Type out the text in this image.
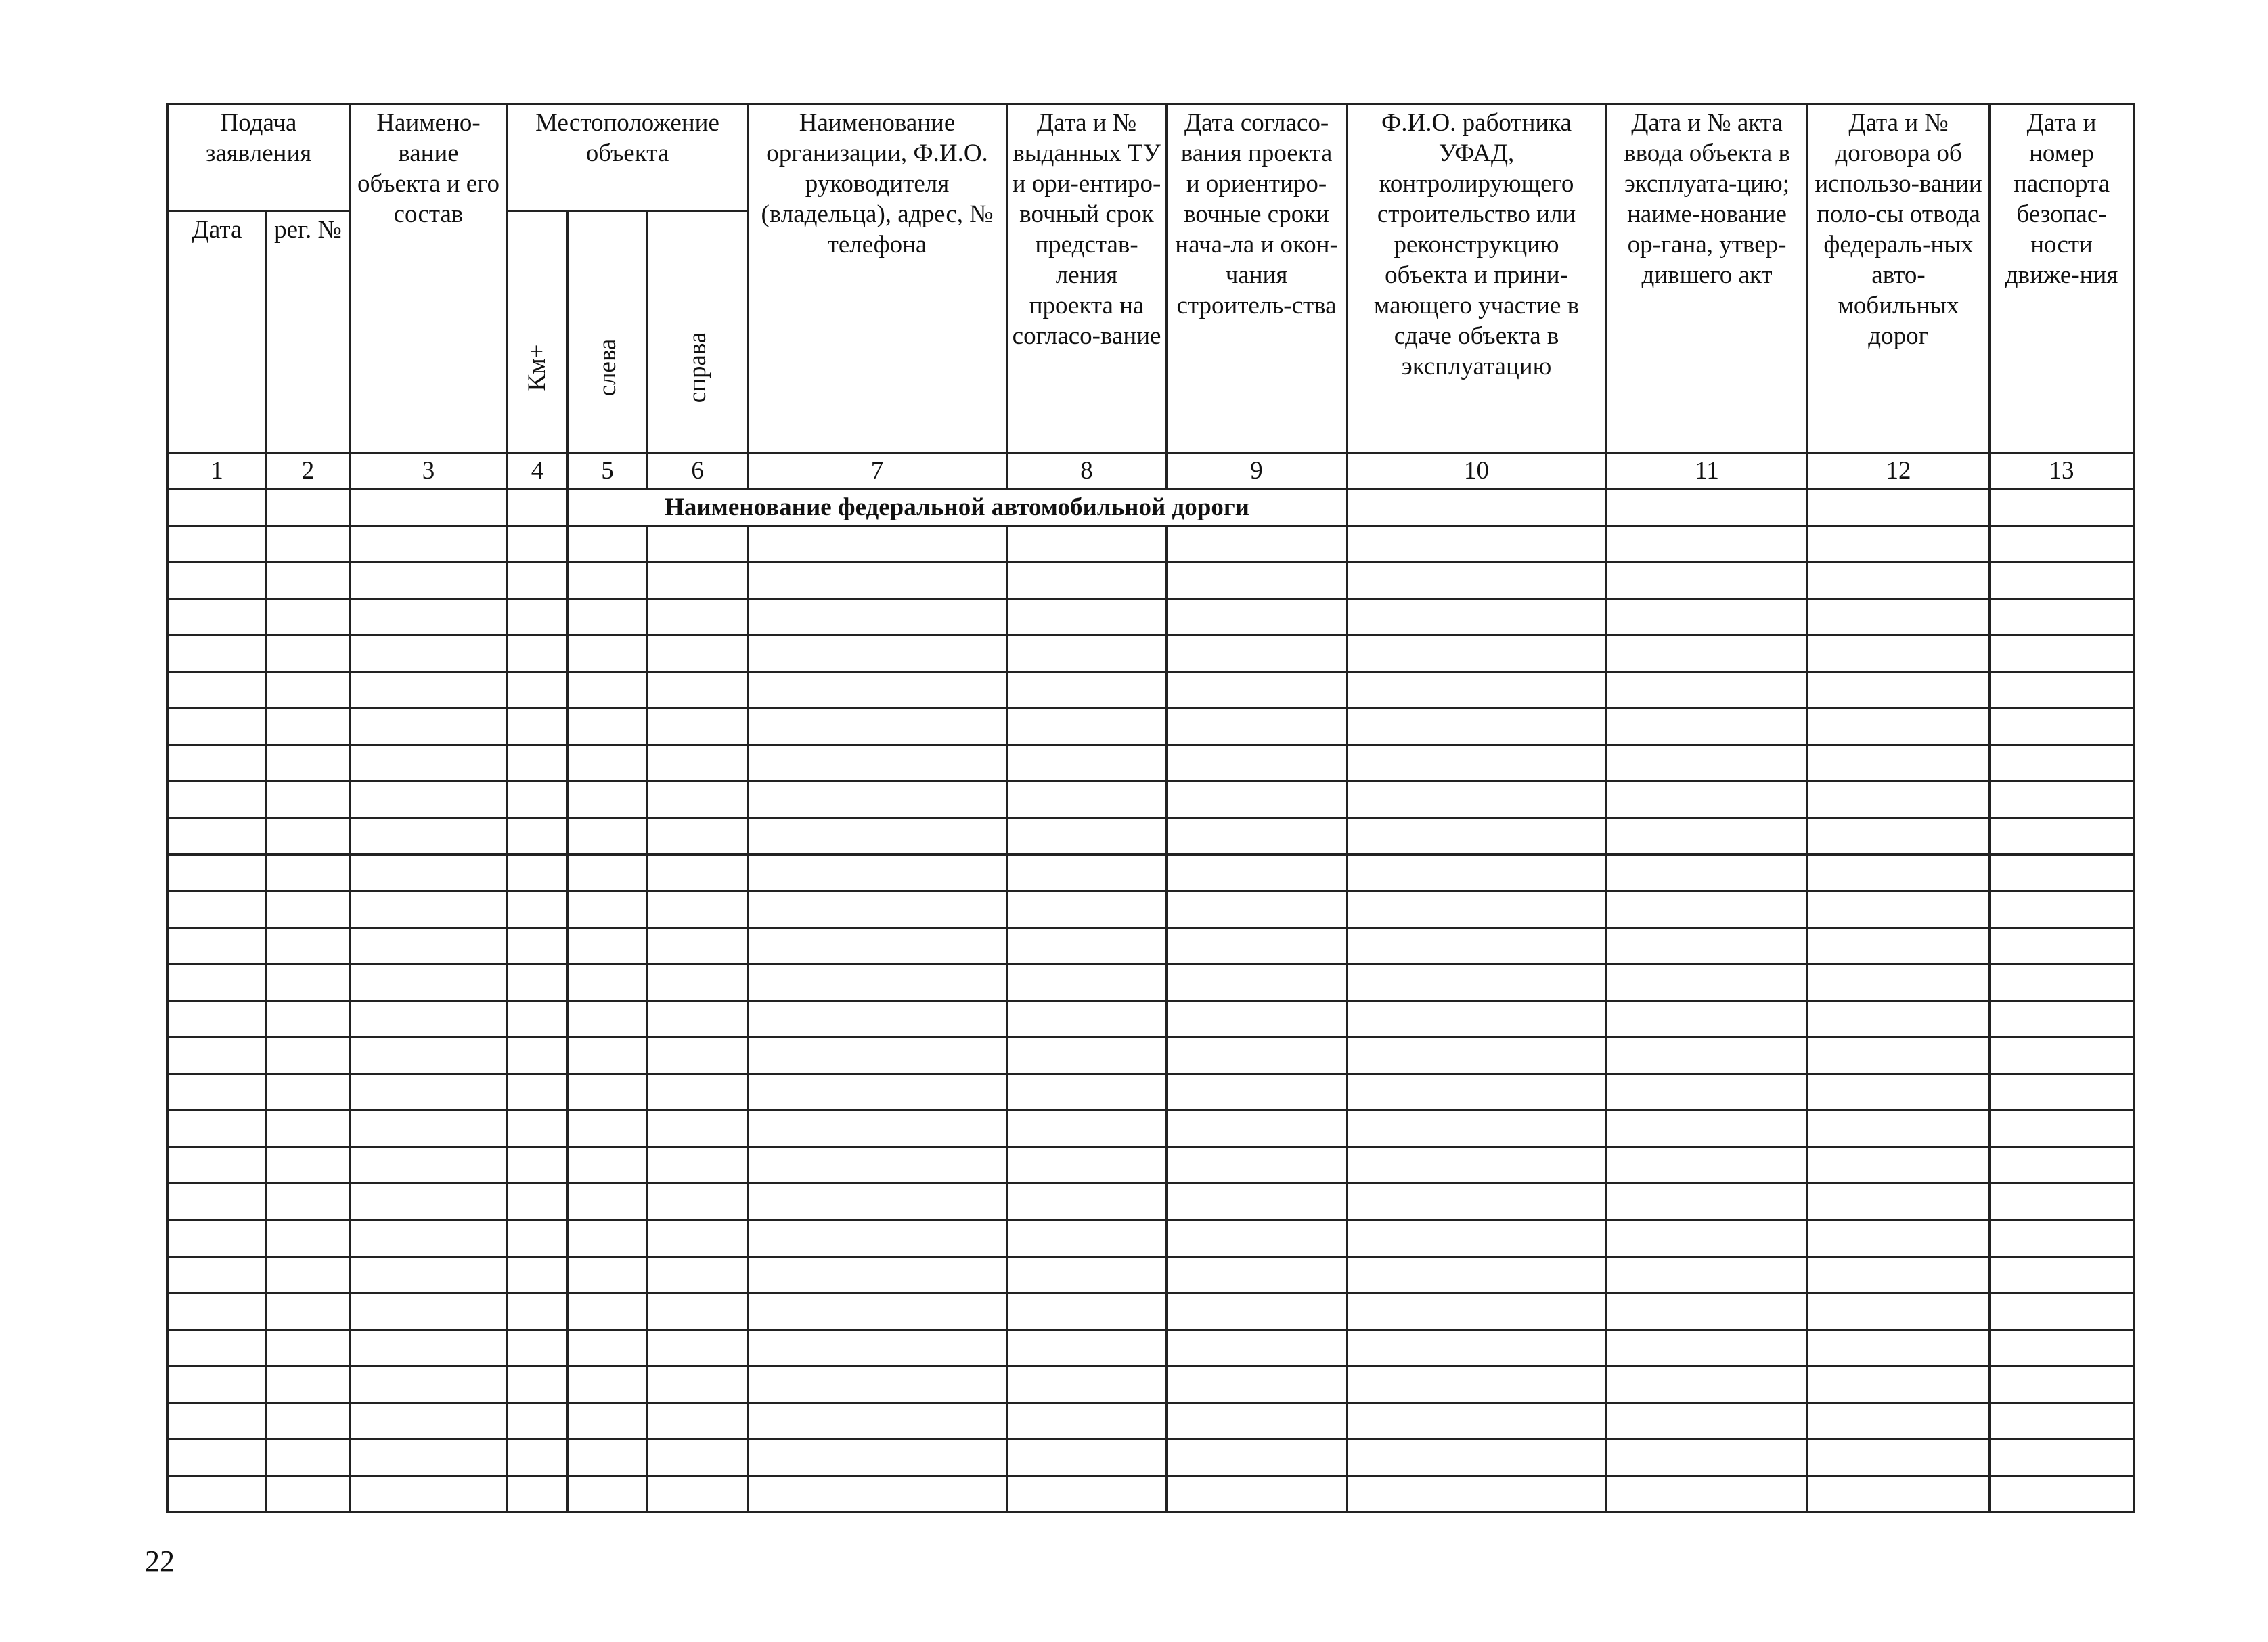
Подача заявления		Наимено-вание объекта и его состав	Местоположение объекта			Наименование организации, Ф.И.О. руководителя (владельца), адрес, № телефона	Дата и № выданных ТУ и ори-ентиро-вочный срок представ-ления проекта на согласо-вание	Дата согласо-вания проекта и ориентиро-вочные сроки нача-ла и окон-чания строитель-ства	Ф.И.О. работника УФАД, контролирующего строительство или реконструкцию объекта и прини-мающего участие в сдаче объекта в эксплуатацию	Дата и № акта ввода объекта в эксплуата-цию; наиме-нование ор-гана, утвер-дившего акт	Дата и № договора об использо-вании поло-сы отвода федераль-ных авто-мобильных дорог	Дата и номер паспорта безопас-ности движе-ния

Дата	рег. №		Км+	слева	справа							

1	2	3	4	5	6	7	8	9	10	11	12	13
				Наименование федеральной автомобильной дороги								

22
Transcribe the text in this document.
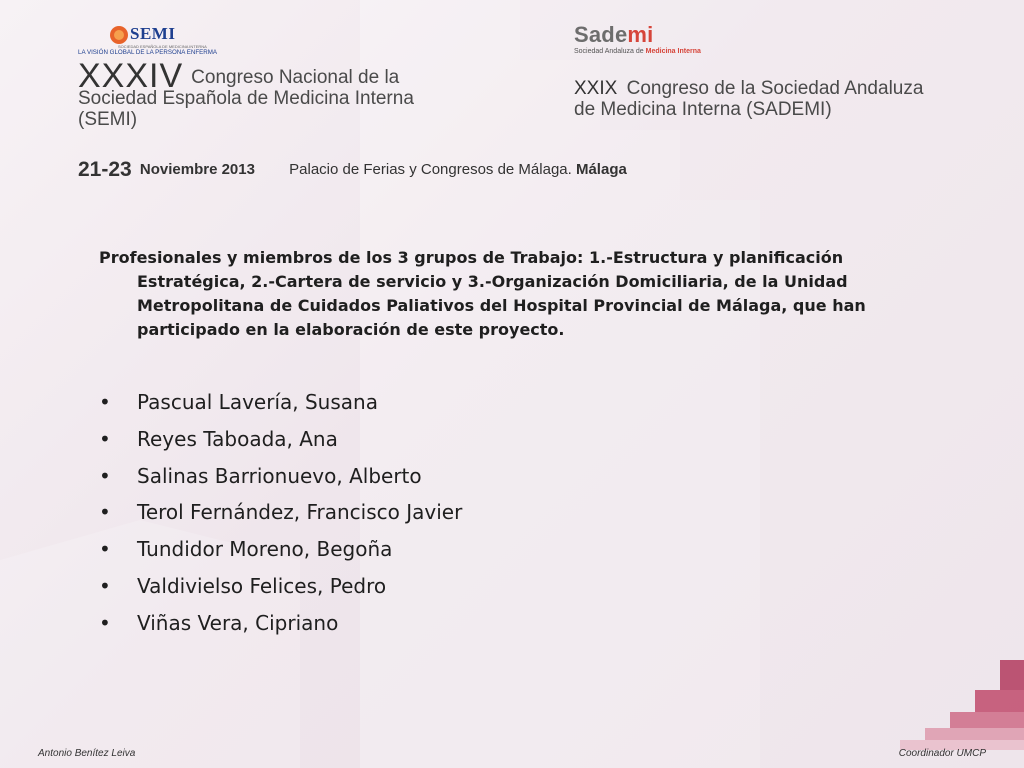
SEMI
SOCIEDAD ESPAÑOLA DE MEDICINA INTERNA
LA VISIÓN GLOBAL DE LA PERSONA ENFERMA
Sademi
Sociedad Andaluza de Medicina Interna
XXXIV Congreso Nacional de la
Sociedad Española de Medicina Interna
(SEMI)
XXIX Congreso de la Sociedad Andaluza
de Medicina Interna (SADEMI)
21-23 Noviembre 2013 Palacio de Ferias y Congresos de Málaga. Málaga
Profesionales y miembros de los 3 grupos de Trabajo: 1.-Estructura y planificación Estratégica, 2.-Cartera de servicio y 3.-Organización Domiciliaria, de la Unidad Metropolitana de Cuidados Paliativos del Hospital Provincial de Málaga, que han participado en la elaboración de este proyecto.
• Pascual Lavería, Susana
• Reyes Taboada, Ana
• Salinas Barrionuevo, Alberto
• Terol Fernández, Francisco Javier
• Tundidor Moreno, Begoña
• Valdivielso Felices, Pedro
• Viñas Vera, Cipriano
Antonio Benítez Leiva	Coordinador UMCP
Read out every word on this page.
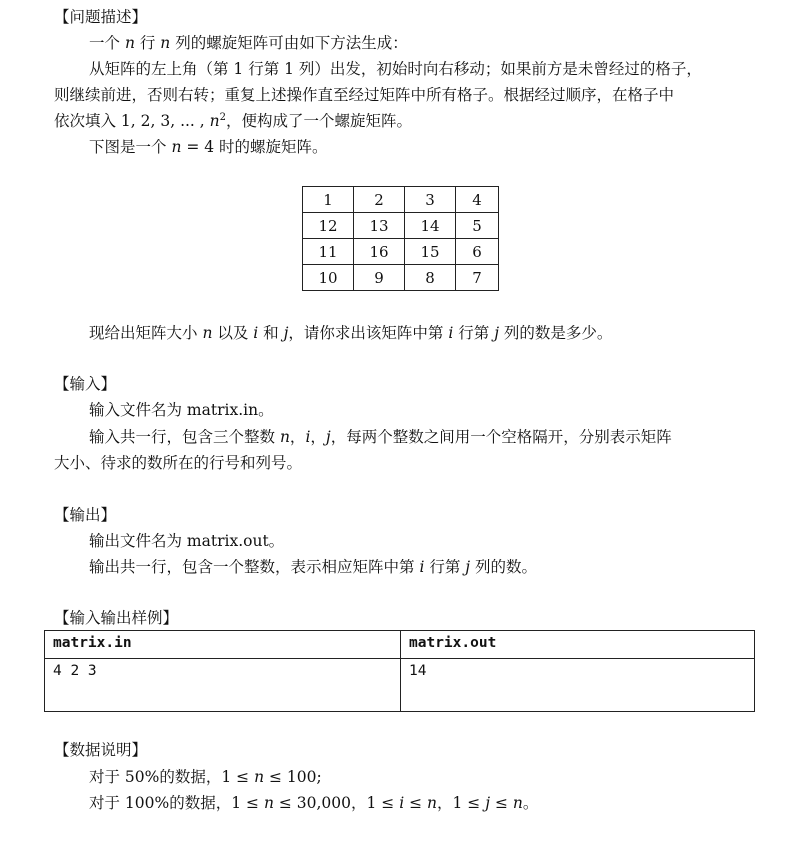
【问题描述】
一个 n 行 n 列的螺旋矩阵可由如下方法生成：
从矩阵的左上角（第 1 行第 1 列）出发，初始时向右移动；如果前方是未曾经过的格子，
则继续前进，否则右转；重复上述操作直至经过矩阵中所有格子。根据经过顺序，在格子中
依次填入 1, 2, 3, ... , $n^2$，便构成了一个螺旋矩阵。
下图是一个 n = 4 时的螺旋矩阵。
1	2	3	4
12	13	14	5
11	16	15	6
10	9	8	7
现给出矩阵大小 n 以及 i 和 j，请你求出该矩阵中第 i 行第 j 列的数是多少。
【输入】
输入文件名为 matrix.in。
输入共一行，包含三个整数 n，i，j，每两个整数之间用一个空格隔开，分别表示矩阵
大小、待求的数所在的行号和列号。
【输出】
输出文件名为 matrix.out。
输出共一行，包含一个整数，表示相应矩阵中第 i 行第 j 列的数。
【输入输出样例】
matrix.in	matrix.out
4 2 3	14
【数据说明】
对于 50%的数据，1 ≤ n ≤ 100;
对于 100%的数据，1 ≤ n ≤ 30,000，1 ≤ i ≤ n，1 ≤ j ≤ n。
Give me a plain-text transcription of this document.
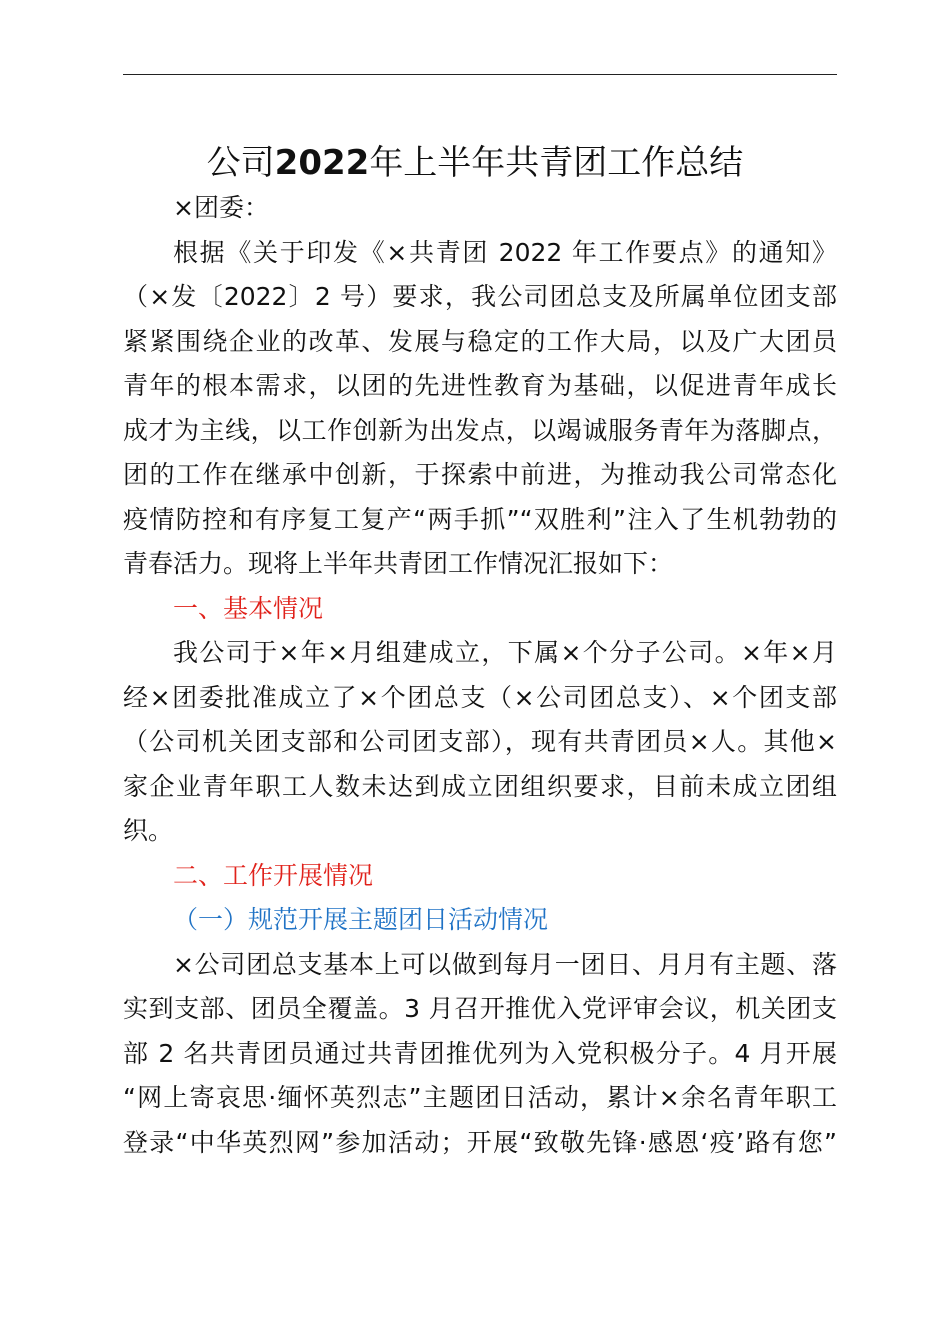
公司2022年上半年共青团工作总结
×团委：
根据《关于印发《×共青团 2022 年工作要点》的通知》
（×发〔2022〕2 号）要求，我公司团总支及所属单位团支部
紧紧围绕企业的改革、发展与稳定的工作大局，以及广大团员
青年的根本需求，以团的先进性教育为基础，以促进青年成长
成才为主线，以工作创新为出发点，以竭诚服务青年为落脚点，
团的工作在继承中创新，于探索中前进，为推动我公司常态化
疫情防控和有序复工复产“两手抓”“双胜利”注入了生机勃勃的
青春活力。现将上半年共青团工作情况汇报如下：
一、基本情况
我公司于×年×月组建成立，下属×个分子公司。×年×月
经×团委批准成立了×个团总支（×公司团总支）、×个团支部
（公司机关团支部和公司团支部），现有共青团员×人。其他×
家企业青年职工人数未达到成立团组织要求，目前未成立团组
织。
二、工作开展情况
（一）规范开展主题团日活动情况
×公司团总支基本上可以做到每月一团日、月月有主题、落
实到支部、团员全覆盖。3 月召开推优入党评审会议，机关团支
部 2 名共青团员通过共青团推优列为入党积极分子。4 月开展
“网上寄哀思·缅怀英烈志”主题团日活动，累计×余名青年职工
登录“中华英烈网”参加活动；开展“致敬先锋·感恩‘疫’路有您”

------------------------------------------------------------

_REQUIRED WORK:_
Return every line of the records exactly as given, pictures excluded.

_RESULT OF THIS EXERCISE:_
Type out the text in this image.
Подача заявления		Наимено-вание объекта и его состав	Местоположение объекта			Наименование организации, Ф.И.О. руководителя (владельца), адрес, № телефона	Дата и № выданных ТУ и ори-ентиро-вочный срок представ-ления проекта на согласо-вание	Дата согласо-вания проекта и ориентиро-вочные сроки нача-ла и окон-чания строитель-ства	Ф.И.О. работника УФАД, контролирующего строительство или реконструкцию объекта и прини-мающего участие в сдаче объекта в эксплуатацию	Дата и № акта ввода объекта в эксплуата-цию; наиме-нование ор-гана, утвер-дившего акт	Дата и № договора об использо-вании поло-сы отвода федераль-ных авто-мобильных дорог	Дата и номер паспорта безопас-ности движе-ния

Дата	рег. №		Км+	слева	справа							

1	2	3	4	5	6	7	8	9	10	11	12	13
				Наименование федеральной автомобильной дороги								

22
Transcribe the text in this document.
SEMI
SOCIEDAD ESPAÑOLA DE MEDICINA INTERNA
LA VISIÓN GLOBAL DE LA PERSONA ENFERMA
Sademi
Sociedad Andaluza de Medicina Interna
XXXIV Congreso Nacional de la
Sociedad Española de Medicina Interna
(SEMI)
XXIX Congreso de la Sociedad Andaluza
de Medicina Interna (SADEMI)
21-23 Noviembre 2013 Palacio de Ferias y Congresos de Málaga. Málaga
Profesionales y miembros de los 3 grupos de Trabajo: 1.-Estructura y planificación Estratégica, 2.-Cartera de servicio y 3.-Organización Domiciliaria, de la Unidad Metropolitana de Cuidados Paliativos del Hospital Provincial de Málaga, que han participado en la elaboración de este proyecto.
• Pascual Lavería, Susana
• Reyes Taboada, Ana
• Salinas Barrionuevo, Alberto
• Terol Fernández, Francisco Javier
• Tundidor Moreno, Begoña
• Valdivielso Felices, Pedro
• Viñas Vera, Cipriano
Antonio Benítez Leiva	Coordinador UMCP
Read out every word on this page.
【问题描述】
一个 n 行 n 列的螺旋矩阵可由如下方法生成：
从矩阵的左上角（第 1 行第 1 列）出发，初始时向右移动；如果前方是未曾经过的格子，
则继续前进，否则右转；重复上述操作直至经过矩阵中所有格子。根据经过顺序，在格子中
依次填入 1, 2, 3, ... , $n^2$，便构成了一个螺旋矩阵。
下图是一个 n = 4 时的螺旋矩阵。
1	2	3	4
12	13	14	5
11	16	15	6
10	9	8	7
现给出矩阵大小 n 以及 i 和 j，请你求出该矩阵中第 i 行第 j 列的数是多少。
【输入】
输入文件名为 matrix.in。
输入共一行，包含三个整数 n，i，j，每两个整数之间用一个空格隔开，分别表示矩阵
大小、待求的数所在的行号和列号。
【输出】
输出文件名为 matrix.out。
输出共一行，包含一个整数，表示相应矩阵中第 i 行第 j 列的数。
【输入输出样例】
matrix.in	matrix.out
4 2 3	14
【数据说明】
对于 50%的数据，1 ≤ n ≤ 100;
对于 100%的数据，1 ≤ n ≤ 30,000，1 ≤ i ≤ n，1 ≤ j ≤ n。
Give me a plain-text transcription of this document.
公司2022年上半年共青团工作总结
×团委：
根据《关于印发《×共青团 2022 年工作要点》的通知》
（×发〔2022〕2 号）要求，我公司团总支及所属单位团支部
紧紧围绕企业的改革、发展与稳定的工作大局，以及广大团员
青年的根本需求，以团的先进性教育为基础，以促进青年成长
成才为主线，以工作创新为出发点，以竭诚服务青年为落脚点，
团的工作在继承中创新，于探索中前进，为推动我公司常态化
疫情防控和有序复工复产“两手抓”“双胜利”注入了生机勃勃的
青春活力。现将上半年共青团工作情况汇报如下：
一、基本情况
我公司于×年×月组建成立，下属×个分子公司。×年×月
经×团委批准成立了×个团总支（×公司团总支）、×个团支部
（公司机关团支部和公司团支部），现有共青团员×人。其他×
家企业青年职工人数未达到成立团组织要求，目前未成立团组
织。
二、工作开展情况
（一）规范开展主题团日活动情况
×公司团总支基本上可以做到每月一团日、月月有主题、落
实到支部、团员全覆盖。3 月召开推优入党评审会议，机关团支
部 2 名共青团员通过共青团推优列为入党积极分子。4 月开展
“网上寄哀思·缅怀英烈志”主题团日活动，累计×余名青年职工
登录“中华英烈网”参加活动；开展“致敬先锋·感恩‘疫’路有您”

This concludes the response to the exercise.